[Collected data entries]
------------------------------------------------

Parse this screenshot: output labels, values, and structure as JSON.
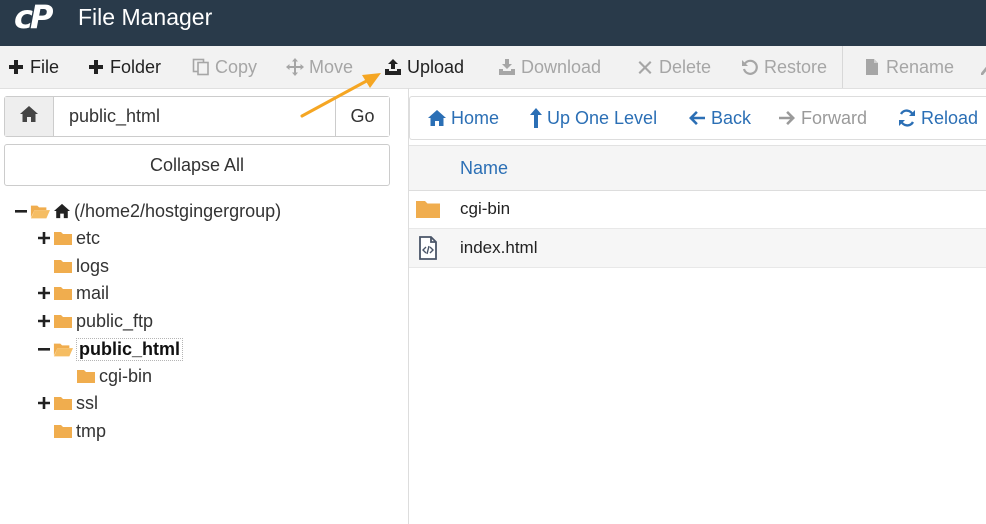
{
  "app": {
    "logo_text": "cP",
    "title": "File Manager"
  },
  "toolbar": {
    "items": [
      {
        "label": "File",
        "icon": "plus-icon",
        "enabled": true
      },
      {
        "label": "Folder",
        "icon": "plus-icon",
        "enabled": true
      },
      {
        "label": "Copy",
        "icon": "copy-icon",
        "enabled": false
      },
      {
        "label": "Move",
        "icon": "move-icon",
        "enabled": false
      },
      {
        "label": "Upload",
        "icon": "upload-icon",
        "enabled": true
      },
      {
        "label": "Download",
        "icon": "download-icon",
        "enabled": false
      },
      {
        "label": "Delete",
        "icon": "times-icon",
        "enabled": false
      },
      {
        "label": "Restore",
        "icon": "undo-icon",
        "enabled": false
      },
      {
        "label": "Rename",
        "icon": "file-icon",
        "enabled": false
      }
    ]
  },
  "left": {
    "path_value": "public_html",
    "go_label": "Go",
    "collapse_label": "Collapse All",
    "tree": [
      {
        "label": "(/home2/hostgingergroup)",
        "toggle": "minus",
        "open": true,
        "home": true
      },
      {
        "label": "etc",
        "toggle": "plus"
      },
      {
        "label": "logs",
        "toggle": ""
      },
      {
        "label": "mail",
        "toggle": "plus"
      },
      {
        "label": "public_ftp",
        "toggle": "plus"
      },
      {
        "label": "public_html",
        "toggle": "minus",
        "open": true,
        "selected": true
      },
      {
        "label": "cgi-bin",
        "toggle": ""
      },
      {
        "label": "ssl",
        "toggle": "plus"
      },
      {
        "label": "tmp",
        "toggle": ""
      }
    ]
  },
  "nav": {
    "items": [
      {
        "label": "Home",
        "icon": "home-icon",
        "enabled": true
      },
      {
        "label": "Up One Level",
        "icon": "level-up-icon",
        "enabled": true
      },
      {
        "label": "Back",
        "icon": "arrow-left-icon",
        "enabled": true
      },
      {
        "label": "Forward",
        "icon": "arrow-right-icon",
        "enabled": false
      },
      {
        "label": "Reload",
        "icon": "refresh-icon",
        "enabled": true
      }
    ]
  },
  "files": {
    "column_name": "Name",
    "rows": [
      {
        "name": "cgi-bin",
        "type": "folder"
      },
      {
        "name": "index.html",
        "type": "html-file"
      }
    ]
  },
  "colors": {
    "header_bg": "#293a4a",
    "link_blue": "#2b6fb5",
    "folder_orange": "#f0ad4e",
    "annotation_arrow": "#f5a623"
  }
}
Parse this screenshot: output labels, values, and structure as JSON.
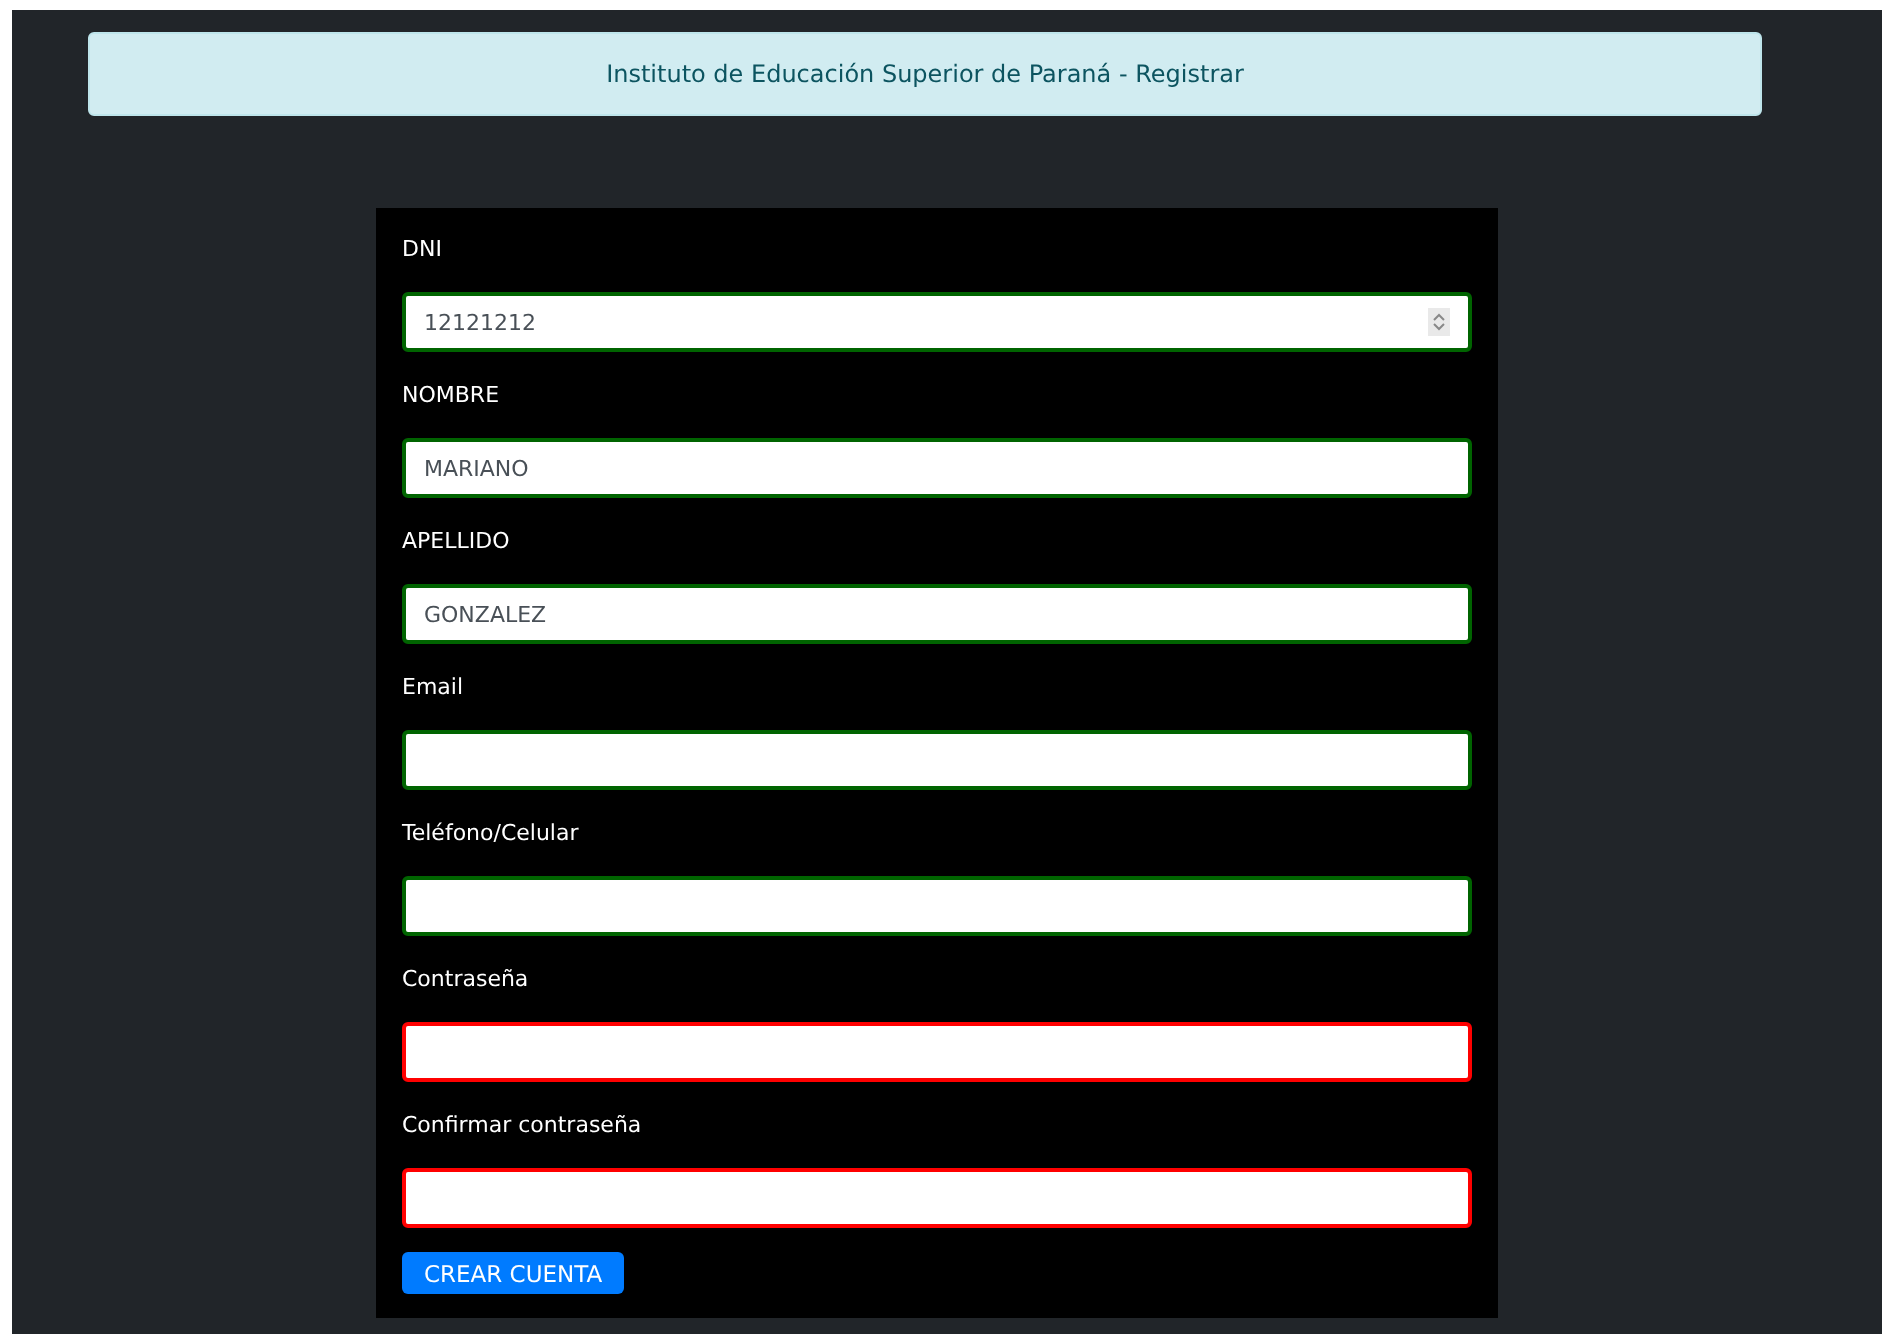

------------------------------------------------

- **TASK**
Copy every record character for character. Skip the pictures.

- **REPLY TO THE TASK**
Parse this screenshot: output labels, values, and structure as JSON.
{
  "app": {
    "logo_text": "cP",
    "title": "File Manager"
  },
  "toolbar": {
    "items": [
      {
        "label": "File",
        "icon": "plus-icon",
        "enabled": true
      },
      {
        "label": "Folder",
        "icon": "plus-icon",
        "enabled": true
      },
      {
        "label": "Copy",
        "icon": "copy-icon",
        "enabled": false
      },
      {
        "label": "Move",
        "icon": "move-icon",
        "enabled": false
      },
      {
        "label": "Upload",
        "icon": "upload-icon",
        "enabled": true
      },
      {
        "label": "Download",
        "icon": "download-icon",
        "enabled": false
      },
      {
        "label": "Delete",
        "icon": "times-icon",
        "enabled": false
      },
      {
        "label": "Restore",
        "icon": "undo-icon",
        "enabled": false
      },
      {
        "label": "Rename",
        "icon": "file-icon",
        "enabled": false
      }
    ]
  },
  "left": {
    "path_value": "public_html",
    "go_label": "Go",
    "collapse_label": "Collapse All",
    "tree": [
      {
        "label": "(/home2/hostgingergroup)",
        "toggle": "minus",
        "open": true,
        "home": true
      },
      {
        "label": "etc",
        "toggle": "plus"
      },
      {
        "label": "logs",
        "toggle": ""
      },
      {
        "label": "mail",
        "toggle": "plus"
      },
      {
        "label": "public_ftp",
        "toggle": "plus"
      },
      {
        "label": "public_html",
        "toggle": "minus",
        "open": true,
        "selected": true
      },
      {
        "label": "cgi-bin",
        "toggle": ""
      },
      {
        "label": "ssl",
        "toggle": "plus"
      },
      {
        "label": "tmp",
        "toggle": ""
      }
    ]
  },
  "nav": {
    "items": [
      {
        "label": "Home",
        "icon": "home-icon",
        "enabled": true
      },
      {
        "label": "Up One Level",
        "icon": "level-up-icon",
        "enabled": true
      },
      {
        "label": "Back",
        "icon": "arrow-left-icon",
        "enabled": true
      },
      {
        "label": "Forward",
        "icon": "arrow-right-icon",
        "enabled": false
      },
      {
        "label": "Reload",
        "icon": "refresh-icon",
        "enabled": true
      }
    ]
  },
  "files": {
    "column_name": "Name",
    "rows": [
      {
        "name": "cgi-bin",
        "type": "folder"
      },
      {
        "name": "index.html",
        "type": "html-file"
      }
    ]
  },
  "colors": {
    "header_bg": "#293a4a",
    "link_blue": "#2b6fb5",
    "folder_orange": "#f0ad4e",
    "annotation_arrow": "#f5a623"
  }
}
Parse this screenshot: output labels, values, and structure as JSON.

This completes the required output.